**Short exercise**
In your copy, repeat the records exactly and leave out the pictures.

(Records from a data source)
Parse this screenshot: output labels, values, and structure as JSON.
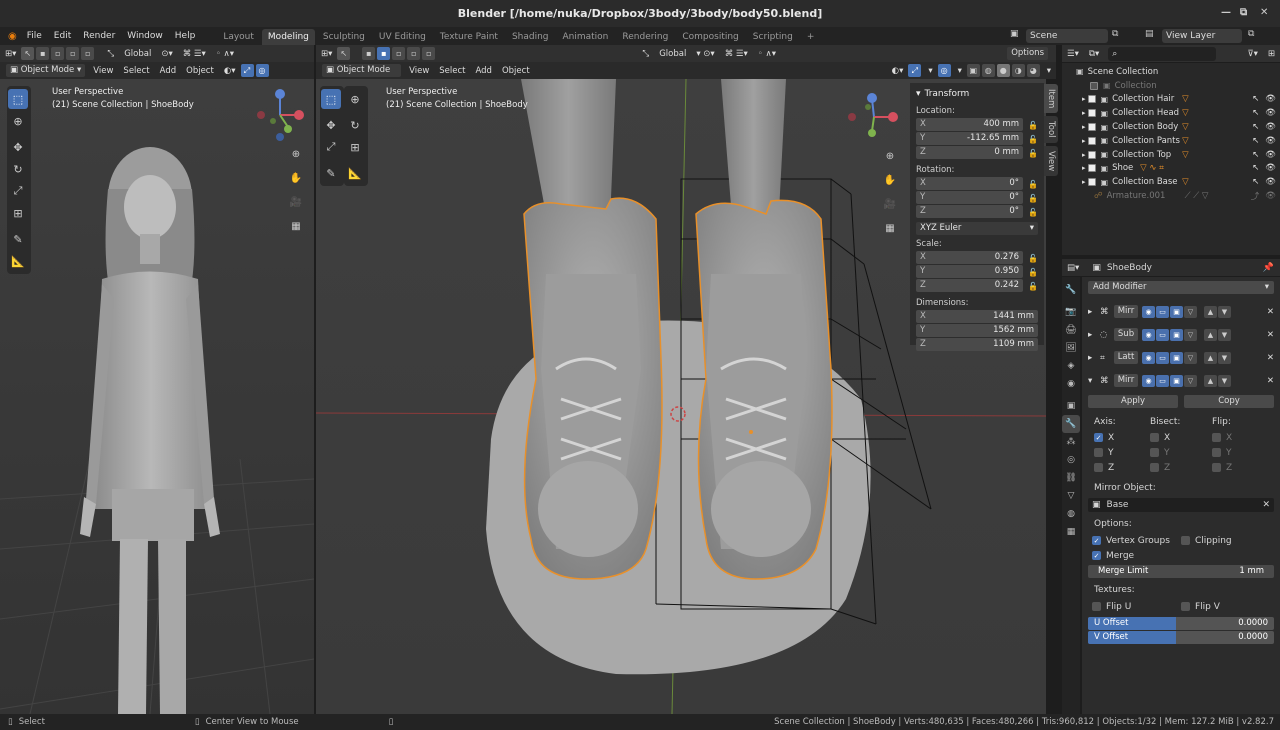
{
  "window": {
    "title": "Blender [/home/nuka/Dropbox/3body/3body/body50.blend]"
  },
  "menu": [
    "File",
    "Edit",
    "Render",
    "Window",
    "Help"
  ],
  "workspaces": [
    "Layout",
    "Modeling",
    "Sculpting",
    "UV Editing",
    "Texture Paint",
    "Shading",
    "Animation",
    "Rendering",
    "Compositing",
    "Scripting"
  ],
  "active_workspace": "Modeling",
  "scene_field": "Scene",
  "view_layer_field": "View Layer",
  "left_view": {
    "orientation": "Global",
    "mode": "Object Mode",
    "menus": [
      "View",
      "Select",
      "Add",
      "Object"
    ],
    "info_line1": "User Perspective",
    "info_line2": "(21) Scene Collection | ShoeBody"
  },
  "main_view": {
    "orientation": "Global",
    "options": "Options",
    "mode": "Object Mode",
    "menus": [
      "View",
      "Select",
      "Add",
      "Object"
    ],
    "info_line1": "User Perspective",
    "info_line2": "(21) Scene Collection | ShoeBody"
  },
  "npanel": {
    "section": "Transform",
    "location_label": "Location:",
    "location": [
      {
        "axis": "X",
        "value": "400 mm"
      },
      {
        "axis": "Y",
        "value": "-112.65 mm"
      },
      {
        "axis": "Z",
        "value": "0 mm"
      }
    ],
    "rotation_label": "Rotation:",
    "rotation": [
      {
        "axis": "X",
        "value": "0°"
      },
      {
        "axis": "Y",
        "value": "0°"
      },
      {
        "axis": "Z",
        "value": "0°"
      }
    ],
    "rotation_mode": "XYZ Euler",
    "scale_label": "Scale:",
    "scale": [
      {
        "axis": "X",
        "value": "0.276"
      },
      {
        "axis": "Y",
        "value": "0.950"
      },
      {
        "axis": "Z",
        "value": "0.242"
      }
    ],
    "dimensions_label": "Dimensions:",
    "dimensions": [
      {
        "axis": "X",
        "value": "1441 mm"
      },
      {
        "axis": "Y",
        "value": "1562 mm"
      },
      {
        "axis": "Z",
        "value": "1109 mm"
      }
    ],
    "tabs": [
      "Item",
      "Tool",
      "View"
    ]
  },
  "outliner": {
    "root": "Scene Collection",
    "items": [
      {
        "name": "Collection",
        "dim": true
      },
      {
        "name": "Collection Hair",
        "dim": false
      },
      {
        "name": "Collection Head",
        "dim": false
      },
      {
        "name": "Collection Body",
        "dim": false
      },
      {
        "name": "Collection Pants",
        "dim": false
      },
      {
        "name": "Collection Top",
        "dim": false
      },
      {
        "name": "Shoe",
        "dim": false
      },
      {
        "name": "Collection Base",
        "dim": false
      },
      {
        "name": "Armature.001",
        "dim": true
      }
    ]
  },
  "properties": {
    "object_name": "ShoeBody",
    "add_modifier": "Add Modifier",
    "modifiers": [
      "Mirr",
      "Sub",
      "Latt",
      "Mirr"
    ],
    "apply": "Apply",
    "copy": "Copy",
    "axis_label": "Axis:",
    "bisect_label": "Bisect:",
    "flip_label": "Flip:",
    "axes": [
      "X",
      "Y",
      "Z"
    ],
    "mirror_object_label": "Mirror Object:",
    "mirror_object": "Base",
    "options_label": "Options:",
    "vertex_groups": "Vertex Groups",
    "clipping": "Clipping",
    "merge": "Merge",
    "merge_limit_label": "Merge Limit",
    "merge_limit": "1 mm",
    "textures_label": "Textures:",
    "flip_u": "Flip U",
    "flip_v": "Flip V",
    "u_offset_label": "U Offset",
    "u_offset": "0.0000",
    "v_offset_label": "V Offset",
    "v_offset": "0.0000"
  },
  "status": {
    "left1": "Select",
    "left2": "Center View to Mouse",
    "right": "Scene Collection | ShoeBody | Verts:480,635 | Faces:480,266 | Tris:960,812 | Objects:1/32 | Mem: 127.2 MiB | v2.82.7"
  }
}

**Task result**
Parse this screenshot: output labels, values, and structure as JSON.
{
  "window": {
    "title": "Blender [/home/nuka/Dropbox/3body/3body/body50.blend]"
  },
  "menu": [
    "File",
    "Edit",
    "Render",
    "Window",
    "Help"
  ],
  "workspaces": [
    "Layout",
    "Modeling",
    "Sculpting",
    "UV Editing",
    "Texture Paint",
    "Shading",
    "Animation",
    "Rendering",
    "Compositing",
    "Scripting"
  ],
  "active_workspace": "Modeling",
  "scene_field": "Scene",
  "view_layer_field": "View Layer",
  "left_view": {
    "orientation": "Global",
    "mode": "Object Mode",
    "menus": [
      "View",
      "Select",
      "Add",
      "Object"
    ],
    "info_line1": "User Perspective",
    "info_line2": "(21) Scene Collection | ShoeBody"
  },
  "main_view": {
    "orientation": "Global",
    "options": "Options",
    "mode": "Object Mode",
    "menus": [
      "View",
      "Select",
      "Add",
      "Object"
    ],
    "info_line1": "User Perspective",
    "info_line2": "(21) Scene Collection | ShoeBody"
  },
  "npanel": {
    "section": "Transform",
    "location_label": "Location:",
    "location": [
      {
        "axis": "X",
        "value": "400 mm"
      },
      {
        "axis": "Y",
        "value": "-112.65 mm"
      },
      {
        "axis": "Z",
        "value": "0 mm"
      }
    ],
    "rotation_label": "Rotation:",
    "rotation": [
      {
        "axis": "X",
        "value": "0°"
      },
      {
        "axis": "Y",
        "value": "0°"
      },
      {
        "axis": "Z",
        "value": "0°"
      }
    ],
    "rotation_mode": "XYZ Euler",
    "scale_label": "Scale:",
    "scale": [
      {
        "axis": "X",
        "value": "0.276"
      },
      {
        "axis": "Y",
        "value": "0.950"
      },
      {
        "axis": "Z",
        "value": "0.242"
      }
    ],
    "dimensions_label": "Dimensions:",
    "dimensions": [
      {
        "axis": "X",
        "value": "1441 mm"
      },
      {
        "axis": "Y",
        "value": "1562 mm"
      },
      {
        "axis": "Z",
        "value": "1109 mm"
      }
    ],
    "tabs": [
      "Item",
      "Tool",
      "View"
    ]
  },
  "outliner": {
    "root": "Scene Collection",
    "items": [
      {
        "name": "Collection",
        "dim": true
      },
      {
        "name": "Collection Hair",
        "dim": false
      },
      {
        "name": "Collection Head",
        "dim": false
      },
      {
        "name": "Collection Body",
        "dim": false
      },
      {
        "name": "Collection Pants",
        "dim": false
      },
      {
        "name": "Collection Top",
        "dim": false
      },
      {
        "name": "Shoe",
        "dim": false
      },
      {
        "name": "Collection Base",
        "dim": false
      },
      {
        "name": "Armature.001",
        "dim": true
      }
    ]
  },
  "properties": {
    "object_name": "ShoeBody",
    "add_modifier": "Add Modifier",
    "modifiers": [
      "Mirr",
      "Sub",
      "Latt",
      "Mirr"
    ],
    "apply": "Apply",
    "copy": "Copy",
    "axis_label": "Axis:",
    "bisect_label": "Bisect:",
    "flip_label": "Flip:",
    "axes": [
      "X",
      "Y",
      "Z"
    ],
    "mirror_object_label": "Mirror Object:",
    "mirror_object": "Base",
    "options_label": "Options:",
    "vertex_groups": "Vertex Groups",
    "clipping": "Clipping",
    "merge": "Merge",
    "merge_limit_label": "Merge Limit",
    "merge_limit": "1 mm",
    "textures_label": "Textures:",
    "flip_u": "Flip U",
    "flip_v": "Flip V",
    "u_offset_label": "U Offset",
    "u_offset": "0.0000",
    "v_offset_label": "V Offset",
    "v_offset": "0.0000"
  },
  "status": {
    "left1": "Select",
    "left2": "Center View to Mouse",
    "right": "Scene Collection | ShoeBody | Verts:480,635 | Faces:480,266 | Tris:960,812 | Objects:1/32 | Mem: 127.2 MiB | v2.82.7"
  }
}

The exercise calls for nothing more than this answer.